* _What you need to do_: Reproduce the listing exactly and skip over any pictures.

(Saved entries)

• • • • •

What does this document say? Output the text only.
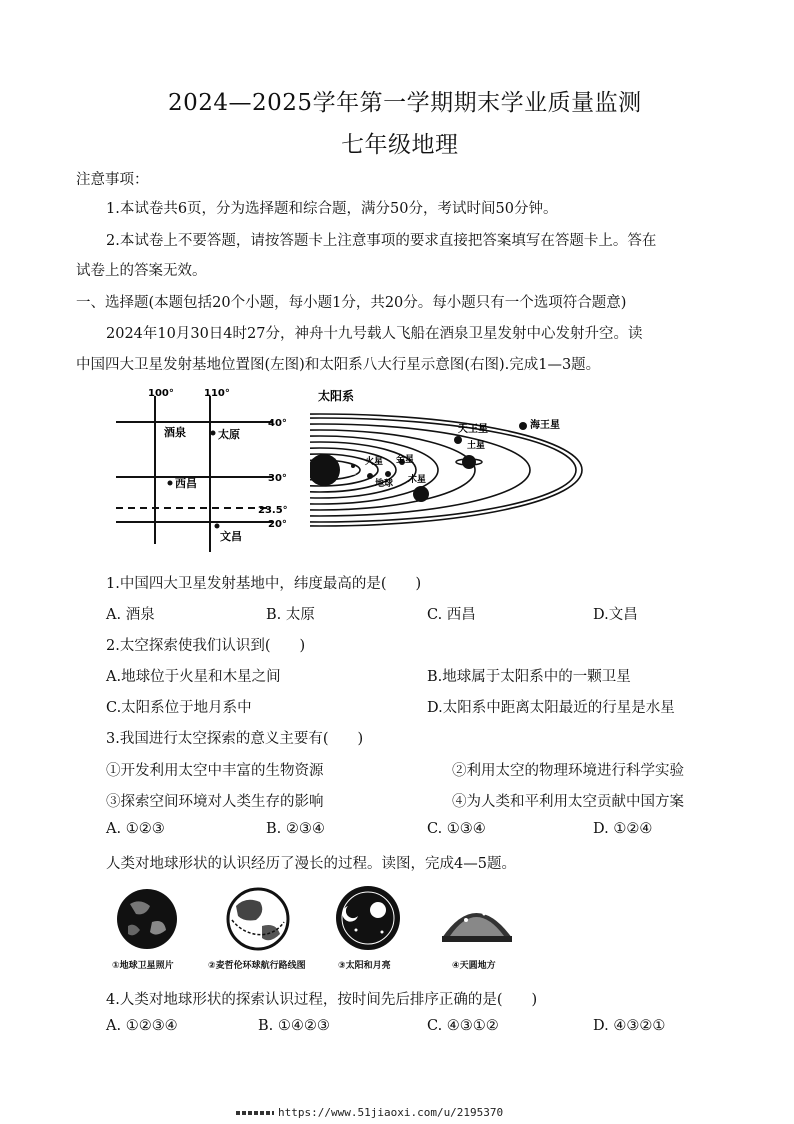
2024—2025学年第一学期期末学业质量监测
七年级地理
注意事项：
1.本试卷共6页，分为选择题和综合题，满分50分，考试时间50分钟。
2.本试卷上不要答题，请按答题卡上注意事项的要求直接把答案填写在答题卡上。答在
试卷上的答案无效。
一、选择题(本题包括20个小题，每小题1分，共20分。每小题只有一个选项符合题意)
2024年10月30日4时27分，神舟十九号载人飞船在酒泉卫星发射中心发射升空。读
中国四大卫星发射基地位置图(左图)和太阳系八大行星示意图(右图).完成1—3题。
100°	110°
40°
30°
23.5°
20°
酒泉	太原
西昌
文昌
太阳系
天王星	海王星
土星
火星 金星
地球 木星
水星
1.中国四大卫星发射基地中，纬度最高的是(　　)
A. 酒泉	B. 太原	C. 西昌	D.文昌
2.太空探索使我们认识到(　　)
A.地球位于火星和木星之间	B.地球属于太阳系中的一颗卫星
C.太阳系位于地月系中	D.太阳系中距离太阳最近的行星是水星
3.我国进行太空探索的意义主要有(　　)
①开发利用太空中丰富的生物资源	②利用太空的物理环境进行科学实验
③探索空间环境对人类生存的影响	④为人类和平利用太空贡献中国方案
A. ①②③	B. ②③④	C. ①③④	D. ①②④
人类对地球形状的认识经历了漫长的过程。读图，完成4—5题。
①地球卫星照片	②麦哲伦环球航行路线图	③太阳和月亮	④天圆地方
4.人类对地球形状的探索认识过程，按时间先后排序正确的是(　　)
A. ①②③④	B. ①④②③	C. ④③①②	D. ④③②①
https://www.51jiaoxi.com/u/2195370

• • • • •

* _Worked solution_:
What does this document say? Output the text only.
2024—2025学年第一学期期末学业质量监测
七年级地理
注意事项：
1.本试卷共6页，分为选择题和综合题，满分50分，考试时间50分钟。
2.本试卷上不要答题，请按答题卡上注意事项的要求直接把答案填写在答题卡上。答在
试卷上的答案无效。
一、选择题(本题包括20个小题，每小题1分，共20分。每小题只有一个选项符合题意)
2024年10月30日4时27分，神舟十九号载人飞船在酒泉卫星发射中心发射升空。读
中国四大卫星发射基地位置图(左图)和太阳系八大行星示意图(右图).完成1—3题。
100°	110°
40°
30°
23.5°
20°
酒泉	太原
西昌
文昌
太阳系
天王星	海王星
土星
火星 金星
地球 木星
水星
1.中国四大卫星发射基地中，纬度最高的是(　　)
A. 酒泉	B. 太原	C. 西昌	D.文昌
2.太空探索使我们认识到(　　)
A.地球位于火星和木星之间	B.地球属于太阳系中的一颗卫星
C.太阳系位于地月系中	D.太阳系中距离太阳最近的行星是水星
3.我国进行太空探索的意义主要有(　　)
①开发利用太空中丰富的生物资源	②利用太空的物理环境进行科学实验
③探索空间环境对人类生存的影响	④为人类和平利用太空贡献中国方案
A. ①②③	B. ②③④	C. ①③④	D. ①②④
人类对地球形状的认识经历了漫长的过程。读图，完成4—5题。
①地球卫星照片	②麦哲伦环球航行路线图	③太阳和月亮	④天圆地方
4.人类对地球形状的探索认识过程，按时间先后排序正确的是(　　)
A. ①②③④	B. ①④②③	C. ④③①②	D. ④③②①
https://www.51jiaoxi.com/u/2195370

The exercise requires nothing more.